> SHORT PROBLEM: Search the records below for the word "从A运动到B的过程中" and show every line where it occurs.

■ ■ ■ ■

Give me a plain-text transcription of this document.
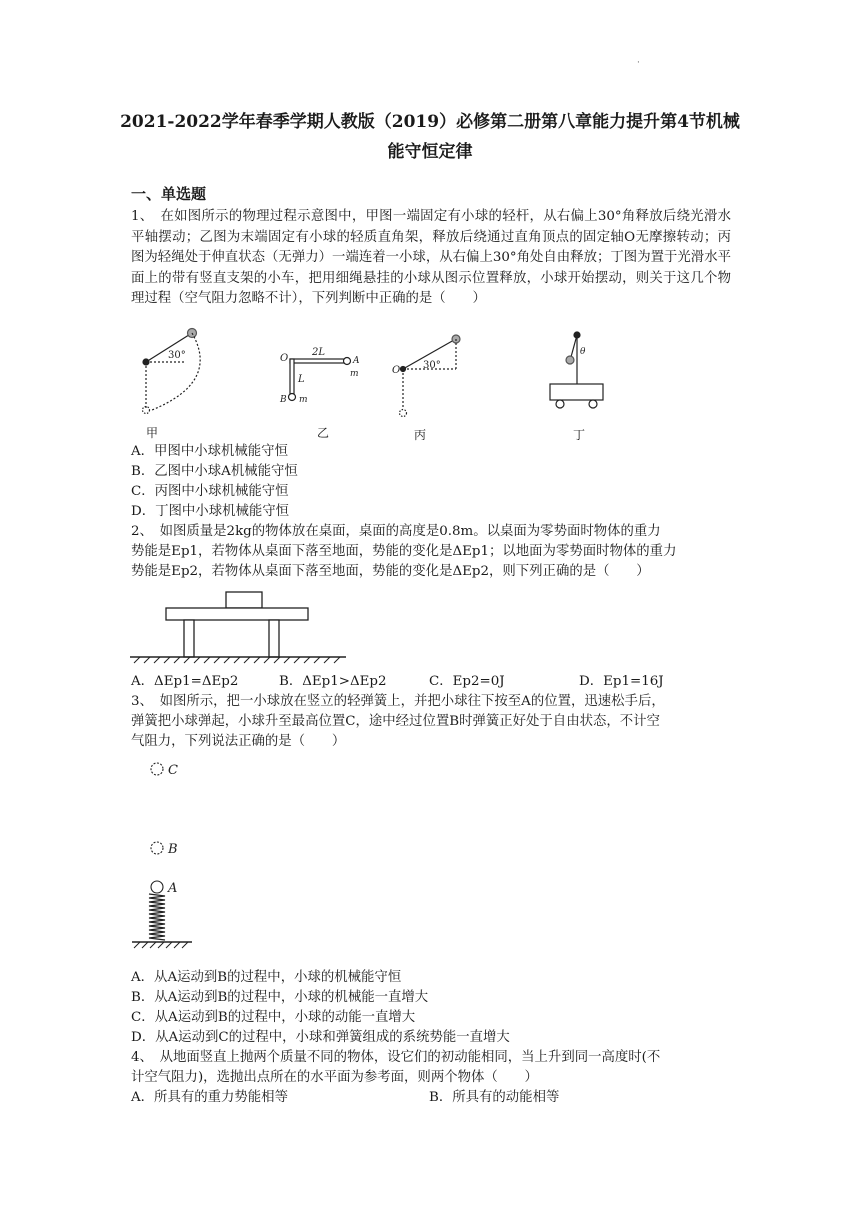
·
2021-2022学年春季学期人教版（2019）必修第二册第八章能力提升第4节机械
能守恒定律
一、单选题
1、　在如图所示的物理过程示意图中，甲图一端固定有小球的轻杆，从右偏上30°角释放后绕光滑水平轴摆动；乙图为末端固定有小球的轻质直角架，释放后绕通过直角顶点的固定轴O无摩擦转动；丙图为轻绳处于伸直状态（无弹力）一端连着一小球，从右偏上30°角处自由释放；丁图为置于光滑水平面上的带有竖直支架的小车，把用细绳悬挂的小球从图示位置释放，小球开始摆动，则关于这几个物理过程（空气阻力忽略不计），下列判断中正确的是（　　）
30°	O
2L
L
A
m
B m
O 30°
θ
甲	乙	丙	丁
A．甲图中小球机械能守恒
B．乙图中小球A机械能守恒
C．丙图中小球机械能守恒
D．丁图中小球机械能守恒
2、　如图质量是2kg的物体放在桌面，桌面的高度是0.8m。以桌面为零势面时物体的重力
势能是Ep1，若物体从桌面下落至地面，势能的变化是ΔEp1；以地面为零势面时物体的重力
势能是Ep2，若物体从桌面下落至地面，势能的变化是ΔEp2，则下列正确的是（　　）
A．ΔEp1=ΔEp2	B．ΔEp1>ΔEp2	C．Ep2=0J	D．Ep1=16J
3、　如图所示，把一小球放在竖立的轻弹簧上，并把小球往下按至A的位置，迅速松手后，
弹簧把小球弹起，小球升至最高位置C，途中经过位置B时弹簧正好处于自由状态，不计空
气阻力，下列说法正确的是（　　）
C
B
A
A．从A运动到B的过程中，小球的机械能守恒
B．从A运动到B的过程中，小球的机械能一直增大
C．从A运动到B的过程中，小球的动能一直增大
D．从A运动到C的过程中，小球和弹簧组成的系统势能一直增大
4、　从地面竖直上抛两个质量不同的物体，设它们的初动能相同，当上升到同一高度时(不
计空气阻力)，选抛出点所在的水平面为参考面，则两个物体（　　）
A．所具有的重力势能相等	B．所具有的动能相等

■ ■ ■ ■

> SOLVED EXERCISE:
A．从A运动到B的过程中，小球的机械能守恒
B．从A运动到B的过程中，小球的机械能一直增大
C．从A运动到B的过程中，小球的动能一直增大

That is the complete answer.